[What needs to be done]: Without the pictures, write out all the lines below exactly as they appear.

(Dataset rows about figures)
-- Begin --

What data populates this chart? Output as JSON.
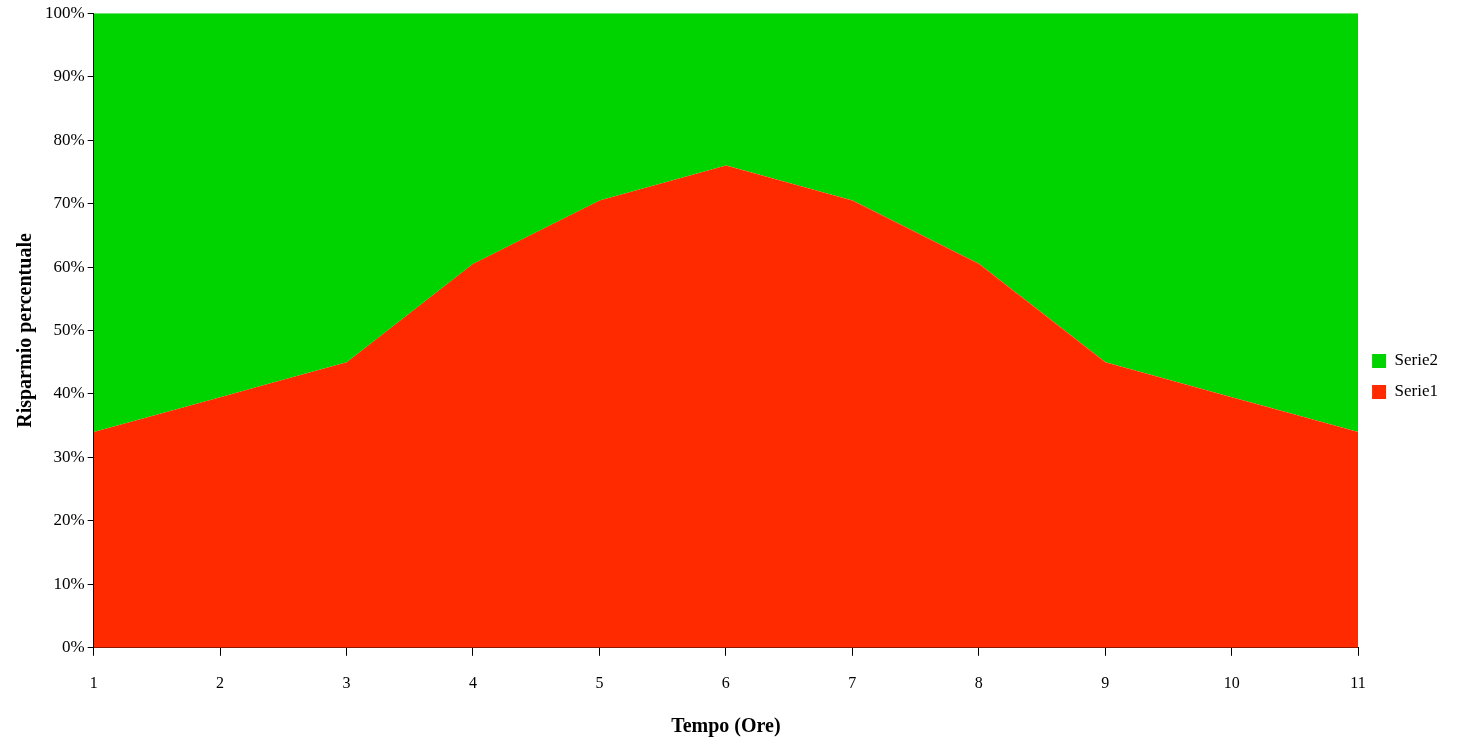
{
  "chart_data": {
    "type": "area",
    "stacked": true,
    "xlabel": "Tempo (Ore)",
    "ylabel": "Risparmio percentuale",
    "categories": [
      "1",
      "2",
      "3",
      "4",
      "5",
      "6",
      "7",
      "8",
      "9",
      "10",
      "11"
    ],
    "series": [
      {
        "name": "Serie1",
        "color": "#ff2a00",
        "values": [
          34,
          39.5,
          45,
          60.5,
          70.5,
          76,
          70.5,
          60.5,
          45,
          39.5,
          34
        ]
      },
      {
        "name": "Serie2",
        "color": "#00d400",
        "values": [
          66,
          60.5,
          55,
          39.5,
          29.5,
          24,
          29.5,
          39.5,
          55,
          60.5,
          66
        ]
      }
    ],
    "ylim": [
      0,
      100
    ],
    "yticks": [
      {
        "value": 0,
        "label": "0%"
      },
      {
        "value": 10,
        "label": "10%"
      },
      {
        "value": 20,
        "label": "20%"
      },
      {
        "value": 30,
        "label": "30%"
      },
      {
        "value": 40,
        "label": "40%"
      },
      {
        "value": 50,
        "label": "50%"
      },
      {
        "value": 60,
        "label": "60%"
      },
      {
        "value": 70,
        "label": "70%"
      },
      {
        "value": 80,
        "label": "80%"
      },
      {
        "value": 90,
        "label": "90%"
      },
      {
        "value": 100,
        "label": "100%"
      }
    ],
    "legend": "right"
  }
}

-- End --

[Correct answer]:
What data populates this chart? Output as JSON.
{
  "chart_data": {
    "type": "area",
    "stacked": true,
    "xlabel": "Tempo (Ore)",
    "ylabel": "Risparmio percentuale",
    "categories": [
      "1",
      "2",
      "3",
      "4",
      "5",
      "6",
      "7",
      "8",
      "9",
      "10",
      "11"
    ],
    "series": [
      {
        "name": "Serie1",
        "color": "#ff2a00",
        "values": [
          34,
          39.5,
          45,
          60.5,
          70.5,
          76,
          70.5,
          60.5,
          45,
          39.5,
          34
        ]
      },
      {
        "name": "Serie2",
        "color": "#00d400",
        "values": [
          66,
          60.5,
          55,
          39.5,
          29.5,
          24,
          29.5,
          39.5,
          55,
          60.5,
          66
        ]
      }
    ],
    "ylim": [
      0,
      100
    ],
    "yticks": [
      {
        "value": 0,
        "label": "0%"
      },
      {
        "value": 10,
        "label": "10%"
      },
      {
        "value": 20,
        "label": "20%"
      },
      {
        "value": 30,
        "label": "30%"
      },
      {
        "value": 40,
        "label": "40%"
      },
      {
        "value": 50,
        "label": "50%"
      },
      {
        "value": 60,
        "label": "60%"
      },
      {
        "value": 70,
        "label": "70%"
      },
      {
        "value": 80,
        "label": "80%"
      },
      {
        "value": 90,
        "label": "90%"
      },
      {
        "value": 100,
        "label": "100%"
      }
    ],
    "legend": "right"
  }
}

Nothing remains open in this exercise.